Begin INPUT FOR THIS TASK
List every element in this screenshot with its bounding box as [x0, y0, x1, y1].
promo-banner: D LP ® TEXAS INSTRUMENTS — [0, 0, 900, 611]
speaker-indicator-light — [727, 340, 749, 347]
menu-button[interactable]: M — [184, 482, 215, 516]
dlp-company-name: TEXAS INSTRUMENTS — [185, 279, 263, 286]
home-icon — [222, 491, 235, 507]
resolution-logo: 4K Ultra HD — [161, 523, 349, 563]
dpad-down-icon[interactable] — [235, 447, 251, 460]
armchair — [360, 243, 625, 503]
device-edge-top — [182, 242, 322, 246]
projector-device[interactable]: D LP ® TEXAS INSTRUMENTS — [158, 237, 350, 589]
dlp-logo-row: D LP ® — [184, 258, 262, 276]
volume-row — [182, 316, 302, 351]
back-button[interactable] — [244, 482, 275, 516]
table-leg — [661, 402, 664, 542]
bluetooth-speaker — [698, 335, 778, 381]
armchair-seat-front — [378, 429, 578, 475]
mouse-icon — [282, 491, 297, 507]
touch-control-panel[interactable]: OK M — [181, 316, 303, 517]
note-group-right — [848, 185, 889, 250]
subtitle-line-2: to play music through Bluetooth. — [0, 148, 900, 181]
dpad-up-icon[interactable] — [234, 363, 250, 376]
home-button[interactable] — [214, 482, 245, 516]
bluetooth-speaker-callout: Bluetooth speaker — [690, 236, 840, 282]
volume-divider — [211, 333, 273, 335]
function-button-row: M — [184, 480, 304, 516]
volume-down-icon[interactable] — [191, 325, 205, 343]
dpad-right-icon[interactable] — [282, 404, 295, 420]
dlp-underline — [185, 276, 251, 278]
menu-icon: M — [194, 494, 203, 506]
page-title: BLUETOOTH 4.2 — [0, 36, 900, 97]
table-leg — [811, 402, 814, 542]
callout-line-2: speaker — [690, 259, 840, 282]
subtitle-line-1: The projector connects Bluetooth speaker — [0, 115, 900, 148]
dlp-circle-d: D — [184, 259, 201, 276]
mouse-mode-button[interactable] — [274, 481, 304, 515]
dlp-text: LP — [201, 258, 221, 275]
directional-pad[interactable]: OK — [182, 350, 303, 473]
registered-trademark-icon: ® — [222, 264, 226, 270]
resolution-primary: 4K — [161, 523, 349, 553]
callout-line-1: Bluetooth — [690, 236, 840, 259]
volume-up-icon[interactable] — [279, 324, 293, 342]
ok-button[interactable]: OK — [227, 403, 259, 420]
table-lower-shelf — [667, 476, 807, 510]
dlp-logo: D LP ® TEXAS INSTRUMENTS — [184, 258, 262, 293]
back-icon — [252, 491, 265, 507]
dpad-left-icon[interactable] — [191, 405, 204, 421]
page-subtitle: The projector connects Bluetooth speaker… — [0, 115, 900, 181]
End INPUT FOR THIS TASK
# [TASK STATEMENT]
Output every one of the lines above as a numbered list, skipping any blank lines.

# [TASK ANSWER]
1. List every element in this screenshot with its bounding box as [x0, y0, x1, y1].
2. promo-banner: D LP ® TEXAS INSTRUMENTS — [0, 0, 900, 611]
3. speaker-indicator-light — [727, 340, 749, 347]
4. menu-button[interactable]: M — [184, 482, 215, 516]
5. dlp-company-name: TEXAS INSTRUMENTS — [185, 279, 263, 286]
6. home-icon — [222, 491, 235, 507]
7. resolution-logo: 4K Ultra HD — [161, 523, 349, 563]
8. dpad-down-icon[interactable] — [235, 447, 251, 460]
9. armchair — [360, 243, 625, 503]
10. device-edge-top — [182, 242, 322, 246]
11. projector-device[interactable]: D LP ® TEXAS INSTRUMENTS — [158, 237, 350, 589]
12. dlp-logo-row: D LP ® — [184, 258, 262, 276]
13. volume-row — [182, 316, 302, 351]
14. back-button[interactable] — [244, 482, 275, 516]
15. table-leg — [661, 402, 664, 542]
16. bluetooth-speaker — [698, 335, 778, 381]
17. armchair-seat-front — [378, 429, 578, 475]
18. mouse-icon — [282, 491, 297, 507]
19. touch-control-panel[interactable]: OK M — [181, 316, 303, 517]
20. note-group-right — [848, 185, 889, 250]
21. subtitle-line-2: to play music through Bluetooth. — [0, 148, 900, 181]
22. dpad-up-icon[interactable] — [234, 363, 250, 376]
23. home-button[interactable] — [214, 482, 245, 516]
24. bluetooth-speaker-callout: Bluetooth speaker — [690, 236, 840, 282]
25. volume-divider — [211, 333, 273, 335]
26. function-button-row: M — [184, 480, 304, 516]
27. volume-down-icon[interactable] — [191, 325, 205, 343]
28. dpad-right-icon[interactable] — [282, 404, 295, 420]
29. dlp-underline — [185, 276, 251, 278]
30. menu-icon: M — [194, 494, 203, 506]
31. page-title: BLUETOOTH 4.2 — [0, 36, 900, 97]
32. table-leg — [811, 402, 814, 542]
33. callout-line-2: speaker — [690, 259, 840, 282]
34. subtitle-line-1: The projector connects Bluetooth speaker — [0, 115, 900, 148]
35. dlp-circle-d: D — [184, 259, 201, 276]
36. mouse-mode-button[interactable] — [274, 481, 304, 515]
37. dlp-text: LP — [201, 258, 221, 275]
38. directional-pad[interactable]: OK — [182, 350, 303, 473]
39. registered-trademark-icon: ® — [222, 264, 226, 270]
40. resolution-primary: 4K — [161, 523, 349, 553]
41. callout-line-1: Bluetooth — [690, 236, 840, 259]
42. volume-up-icon[interactable] — [279, 324, 293, 342]
43. ok-button[interactable]: OK — [227, 403, 259, 420]
44. table-lower-shelf — [667, 476, 807, 510]
45. dlp-logo: D LP ® TEXAS INSTRUMENTS — [184, 258, 262, 293]
46. back-icon — [252, 491, 265, 507]
47. dpad-left-icon[interactable] — [191, 405, 204, 421]
48. page-subtitle: The projector connects Bluetooth speaker… — [0, 115, 900, 181]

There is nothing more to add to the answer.